Requirements:
Select, from the data, each line where "populates" occurs.
* BEGIN Exercise data *
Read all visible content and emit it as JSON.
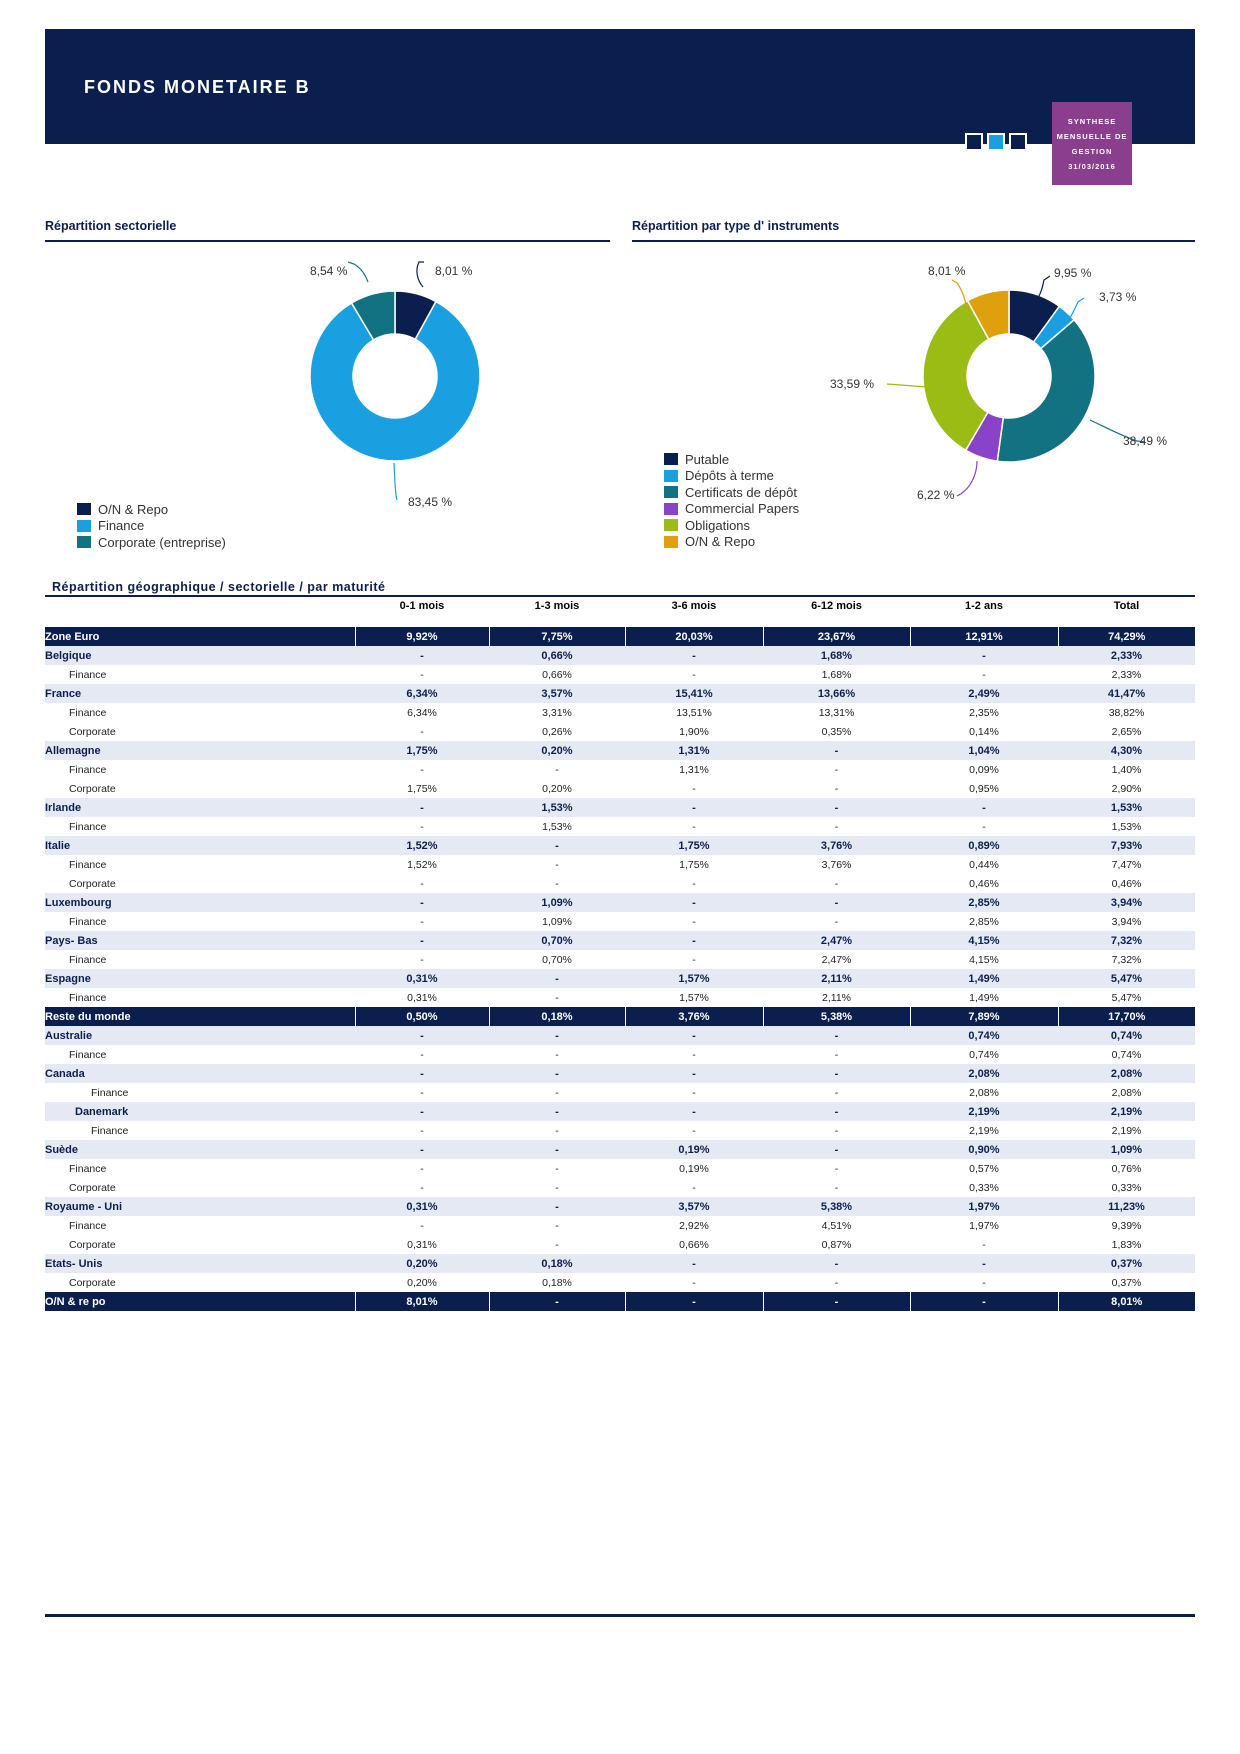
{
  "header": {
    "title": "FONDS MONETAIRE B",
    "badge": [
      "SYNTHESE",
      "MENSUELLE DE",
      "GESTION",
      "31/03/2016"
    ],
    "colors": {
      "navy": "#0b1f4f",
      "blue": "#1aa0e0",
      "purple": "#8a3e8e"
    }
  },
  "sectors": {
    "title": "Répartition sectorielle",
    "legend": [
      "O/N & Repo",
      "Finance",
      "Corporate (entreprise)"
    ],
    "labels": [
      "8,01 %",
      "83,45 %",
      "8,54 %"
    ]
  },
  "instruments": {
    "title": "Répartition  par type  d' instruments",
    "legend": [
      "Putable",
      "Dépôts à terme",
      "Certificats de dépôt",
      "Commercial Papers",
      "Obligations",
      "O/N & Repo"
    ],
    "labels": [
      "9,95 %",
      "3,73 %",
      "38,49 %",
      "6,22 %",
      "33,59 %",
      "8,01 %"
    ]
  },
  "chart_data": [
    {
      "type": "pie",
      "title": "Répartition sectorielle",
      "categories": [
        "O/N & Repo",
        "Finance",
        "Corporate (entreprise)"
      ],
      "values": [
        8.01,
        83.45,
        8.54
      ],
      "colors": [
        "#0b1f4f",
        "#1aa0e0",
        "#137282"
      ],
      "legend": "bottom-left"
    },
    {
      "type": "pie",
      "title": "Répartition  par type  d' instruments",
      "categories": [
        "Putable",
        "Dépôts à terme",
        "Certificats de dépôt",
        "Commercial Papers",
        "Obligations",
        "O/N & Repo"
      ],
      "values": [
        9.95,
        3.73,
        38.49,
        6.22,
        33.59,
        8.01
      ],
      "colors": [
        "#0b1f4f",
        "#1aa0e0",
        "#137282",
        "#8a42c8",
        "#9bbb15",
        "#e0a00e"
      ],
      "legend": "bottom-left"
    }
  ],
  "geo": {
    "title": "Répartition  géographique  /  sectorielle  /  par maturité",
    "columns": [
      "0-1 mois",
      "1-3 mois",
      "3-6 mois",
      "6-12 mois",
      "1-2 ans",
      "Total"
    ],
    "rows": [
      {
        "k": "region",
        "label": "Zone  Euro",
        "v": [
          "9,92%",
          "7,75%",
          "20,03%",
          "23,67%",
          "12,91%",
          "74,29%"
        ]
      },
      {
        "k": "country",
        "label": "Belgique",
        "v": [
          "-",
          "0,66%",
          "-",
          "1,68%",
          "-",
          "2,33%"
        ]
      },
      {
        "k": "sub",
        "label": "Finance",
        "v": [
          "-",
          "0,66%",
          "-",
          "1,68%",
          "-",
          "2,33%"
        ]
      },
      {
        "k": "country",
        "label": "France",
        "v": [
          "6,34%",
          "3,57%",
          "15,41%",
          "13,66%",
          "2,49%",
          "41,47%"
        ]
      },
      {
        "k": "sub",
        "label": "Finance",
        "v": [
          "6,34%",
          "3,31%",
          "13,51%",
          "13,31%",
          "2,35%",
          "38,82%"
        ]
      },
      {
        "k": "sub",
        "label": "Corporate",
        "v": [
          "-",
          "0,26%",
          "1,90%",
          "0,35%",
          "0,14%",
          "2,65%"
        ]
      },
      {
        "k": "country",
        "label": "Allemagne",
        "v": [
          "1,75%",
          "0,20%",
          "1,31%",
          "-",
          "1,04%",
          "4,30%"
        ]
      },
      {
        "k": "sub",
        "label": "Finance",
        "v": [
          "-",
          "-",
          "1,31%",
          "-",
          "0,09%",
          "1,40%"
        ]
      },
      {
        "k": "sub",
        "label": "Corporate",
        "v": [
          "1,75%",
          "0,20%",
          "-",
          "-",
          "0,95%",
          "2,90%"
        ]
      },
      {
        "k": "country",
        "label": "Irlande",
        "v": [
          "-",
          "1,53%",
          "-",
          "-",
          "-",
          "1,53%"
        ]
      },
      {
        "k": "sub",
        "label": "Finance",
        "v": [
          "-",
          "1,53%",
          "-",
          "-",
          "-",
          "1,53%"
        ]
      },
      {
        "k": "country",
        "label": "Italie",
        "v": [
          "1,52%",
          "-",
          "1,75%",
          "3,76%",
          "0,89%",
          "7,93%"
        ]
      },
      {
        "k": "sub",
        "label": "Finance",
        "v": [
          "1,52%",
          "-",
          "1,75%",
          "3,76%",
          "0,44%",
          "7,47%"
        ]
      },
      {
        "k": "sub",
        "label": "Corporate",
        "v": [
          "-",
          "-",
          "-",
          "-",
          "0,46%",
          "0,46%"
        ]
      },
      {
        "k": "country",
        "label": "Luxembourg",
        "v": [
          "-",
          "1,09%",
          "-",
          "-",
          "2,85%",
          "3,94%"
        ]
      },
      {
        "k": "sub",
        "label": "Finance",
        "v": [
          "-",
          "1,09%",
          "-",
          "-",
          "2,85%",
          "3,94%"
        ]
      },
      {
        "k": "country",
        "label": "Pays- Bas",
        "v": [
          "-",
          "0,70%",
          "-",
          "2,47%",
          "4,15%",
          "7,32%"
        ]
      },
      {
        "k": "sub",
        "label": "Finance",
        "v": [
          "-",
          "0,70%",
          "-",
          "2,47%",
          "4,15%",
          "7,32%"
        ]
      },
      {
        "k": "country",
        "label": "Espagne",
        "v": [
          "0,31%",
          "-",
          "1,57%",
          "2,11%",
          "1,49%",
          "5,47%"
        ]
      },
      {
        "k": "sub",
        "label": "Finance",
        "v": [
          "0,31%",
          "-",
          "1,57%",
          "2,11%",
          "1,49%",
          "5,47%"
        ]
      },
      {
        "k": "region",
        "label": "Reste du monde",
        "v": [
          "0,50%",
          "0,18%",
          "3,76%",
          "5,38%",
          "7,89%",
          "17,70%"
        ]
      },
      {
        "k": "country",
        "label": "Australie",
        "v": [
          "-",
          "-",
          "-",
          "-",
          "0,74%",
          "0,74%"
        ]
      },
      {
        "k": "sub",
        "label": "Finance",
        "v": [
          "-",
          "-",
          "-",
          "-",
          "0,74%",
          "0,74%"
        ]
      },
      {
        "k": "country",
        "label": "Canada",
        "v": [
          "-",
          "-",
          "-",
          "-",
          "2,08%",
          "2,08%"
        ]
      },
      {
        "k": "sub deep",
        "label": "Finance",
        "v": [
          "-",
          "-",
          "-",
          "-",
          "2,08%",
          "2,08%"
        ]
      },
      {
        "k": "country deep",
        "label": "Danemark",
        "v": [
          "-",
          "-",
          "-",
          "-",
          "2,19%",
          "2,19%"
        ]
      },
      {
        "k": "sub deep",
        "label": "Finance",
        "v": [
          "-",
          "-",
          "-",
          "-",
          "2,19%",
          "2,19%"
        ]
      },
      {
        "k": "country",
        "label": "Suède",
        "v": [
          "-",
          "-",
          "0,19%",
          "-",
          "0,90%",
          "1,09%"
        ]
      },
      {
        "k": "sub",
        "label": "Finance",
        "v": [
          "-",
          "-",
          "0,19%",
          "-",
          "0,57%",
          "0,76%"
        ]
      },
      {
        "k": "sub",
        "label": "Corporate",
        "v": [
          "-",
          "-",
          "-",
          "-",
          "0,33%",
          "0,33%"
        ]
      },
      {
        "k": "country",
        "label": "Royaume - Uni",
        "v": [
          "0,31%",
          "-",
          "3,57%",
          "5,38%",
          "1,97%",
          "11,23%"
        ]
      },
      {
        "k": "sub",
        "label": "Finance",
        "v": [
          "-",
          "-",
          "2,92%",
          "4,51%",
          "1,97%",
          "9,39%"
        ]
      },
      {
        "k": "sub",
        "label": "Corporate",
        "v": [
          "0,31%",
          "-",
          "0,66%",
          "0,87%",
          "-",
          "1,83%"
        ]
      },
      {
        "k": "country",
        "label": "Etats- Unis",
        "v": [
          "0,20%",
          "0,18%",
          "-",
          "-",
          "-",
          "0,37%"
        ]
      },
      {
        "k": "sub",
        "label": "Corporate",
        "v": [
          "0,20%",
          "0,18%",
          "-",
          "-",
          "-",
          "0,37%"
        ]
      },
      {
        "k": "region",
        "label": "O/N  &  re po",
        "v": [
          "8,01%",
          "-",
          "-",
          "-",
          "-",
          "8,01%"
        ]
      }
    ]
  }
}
* END Exercise data *
* BEGIN Exercise data *
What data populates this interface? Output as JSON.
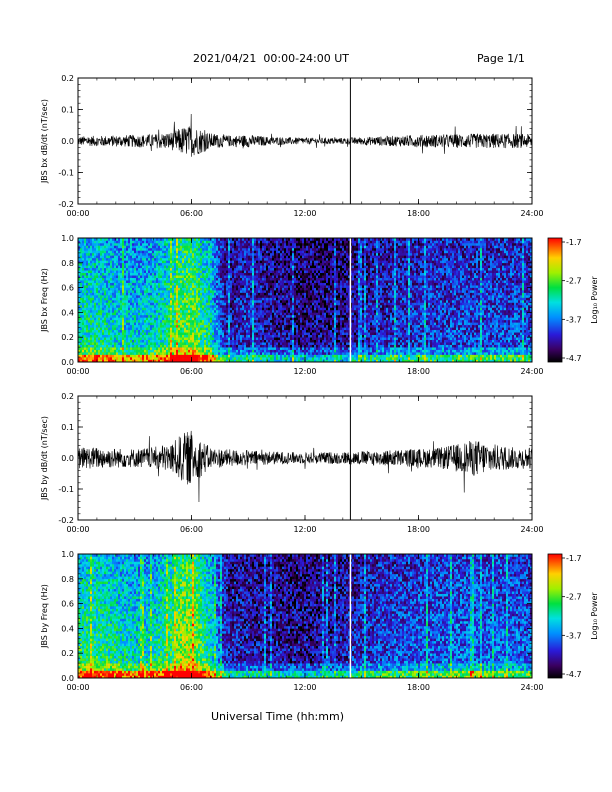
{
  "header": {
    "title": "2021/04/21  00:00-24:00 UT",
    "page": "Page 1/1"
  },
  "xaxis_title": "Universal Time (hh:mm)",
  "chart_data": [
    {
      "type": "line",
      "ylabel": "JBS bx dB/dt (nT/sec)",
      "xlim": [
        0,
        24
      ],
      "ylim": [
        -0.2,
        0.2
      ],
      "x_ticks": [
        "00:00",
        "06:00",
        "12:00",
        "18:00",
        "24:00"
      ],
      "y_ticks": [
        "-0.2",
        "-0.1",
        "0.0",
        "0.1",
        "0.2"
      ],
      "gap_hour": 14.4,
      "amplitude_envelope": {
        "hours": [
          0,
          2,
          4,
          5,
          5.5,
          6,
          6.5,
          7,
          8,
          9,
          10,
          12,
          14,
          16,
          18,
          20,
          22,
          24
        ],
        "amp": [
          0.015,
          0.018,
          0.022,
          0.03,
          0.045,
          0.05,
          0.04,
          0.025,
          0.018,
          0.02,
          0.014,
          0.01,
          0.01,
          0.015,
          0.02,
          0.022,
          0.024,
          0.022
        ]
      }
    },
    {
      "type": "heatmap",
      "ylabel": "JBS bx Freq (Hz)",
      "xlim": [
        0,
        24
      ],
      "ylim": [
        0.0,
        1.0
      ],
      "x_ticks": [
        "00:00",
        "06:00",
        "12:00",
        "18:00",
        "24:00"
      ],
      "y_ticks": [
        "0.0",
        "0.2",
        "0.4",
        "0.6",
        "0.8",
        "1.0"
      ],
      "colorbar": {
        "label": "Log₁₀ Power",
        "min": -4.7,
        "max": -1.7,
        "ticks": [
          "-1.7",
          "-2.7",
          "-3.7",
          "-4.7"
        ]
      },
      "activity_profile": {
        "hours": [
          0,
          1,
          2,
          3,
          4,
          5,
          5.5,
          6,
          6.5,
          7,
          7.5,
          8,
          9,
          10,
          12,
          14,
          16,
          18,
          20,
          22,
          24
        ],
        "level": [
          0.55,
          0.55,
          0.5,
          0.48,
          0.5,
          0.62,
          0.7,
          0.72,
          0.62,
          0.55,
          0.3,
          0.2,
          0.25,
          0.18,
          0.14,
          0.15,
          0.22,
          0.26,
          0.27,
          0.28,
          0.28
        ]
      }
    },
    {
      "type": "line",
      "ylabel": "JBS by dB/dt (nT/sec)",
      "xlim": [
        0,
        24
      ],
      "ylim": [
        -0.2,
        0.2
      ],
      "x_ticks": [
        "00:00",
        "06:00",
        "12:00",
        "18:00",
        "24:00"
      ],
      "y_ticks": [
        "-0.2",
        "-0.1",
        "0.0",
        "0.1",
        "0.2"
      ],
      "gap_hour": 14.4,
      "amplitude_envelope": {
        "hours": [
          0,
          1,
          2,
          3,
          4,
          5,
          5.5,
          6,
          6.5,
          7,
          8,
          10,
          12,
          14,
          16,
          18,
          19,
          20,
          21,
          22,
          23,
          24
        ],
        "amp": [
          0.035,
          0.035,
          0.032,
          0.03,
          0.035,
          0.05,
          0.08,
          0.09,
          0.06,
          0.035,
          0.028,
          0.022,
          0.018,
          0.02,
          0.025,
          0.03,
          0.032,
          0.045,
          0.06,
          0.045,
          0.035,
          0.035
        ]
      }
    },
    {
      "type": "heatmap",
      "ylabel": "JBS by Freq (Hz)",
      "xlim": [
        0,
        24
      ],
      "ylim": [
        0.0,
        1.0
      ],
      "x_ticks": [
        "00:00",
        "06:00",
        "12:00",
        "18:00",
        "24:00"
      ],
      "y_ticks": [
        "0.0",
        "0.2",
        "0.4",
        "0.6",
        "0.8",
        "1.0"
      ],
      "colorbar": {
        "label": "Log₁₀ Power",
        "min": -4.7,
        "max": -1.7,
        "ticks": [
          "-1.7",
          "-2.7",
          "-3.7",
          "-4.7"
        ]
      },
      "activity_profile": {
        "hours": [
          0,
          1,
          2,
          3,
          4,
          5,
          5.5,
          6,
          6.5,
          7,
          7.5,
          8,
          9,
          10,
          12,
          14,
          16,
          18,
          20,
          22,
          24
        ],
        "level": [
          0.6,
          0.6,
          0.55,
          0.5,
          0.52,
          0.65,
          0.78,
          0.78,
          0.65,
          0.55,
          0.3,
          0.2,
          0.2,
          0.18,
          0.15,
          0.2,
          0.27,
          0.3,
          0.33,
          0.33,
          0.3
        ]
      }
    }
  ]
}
* END Exercise data *
* BEGIN Exercise data *
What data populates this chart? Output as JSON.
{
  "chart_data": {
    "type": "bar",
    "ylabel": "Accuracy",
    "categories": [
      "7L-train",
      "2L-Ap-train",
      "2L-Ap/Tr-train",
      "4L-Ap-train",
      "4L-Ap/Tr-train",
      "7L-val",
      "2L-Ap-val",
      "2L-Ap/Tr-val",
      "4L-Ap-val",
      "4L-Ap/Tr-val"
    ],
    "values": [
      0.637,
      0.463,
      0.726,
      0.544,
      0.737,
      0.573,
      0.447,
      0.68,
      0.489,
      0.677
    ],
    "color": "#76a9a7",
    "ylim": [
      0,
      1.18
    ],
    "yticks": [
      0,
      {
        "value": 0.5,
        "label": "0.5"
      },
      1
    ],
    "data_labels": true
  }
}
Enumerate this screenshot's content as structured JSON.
* END Exercise data *
Exercise result:
What data populates this interface? Output as JSON.
What data populates this chart? Output as JSON.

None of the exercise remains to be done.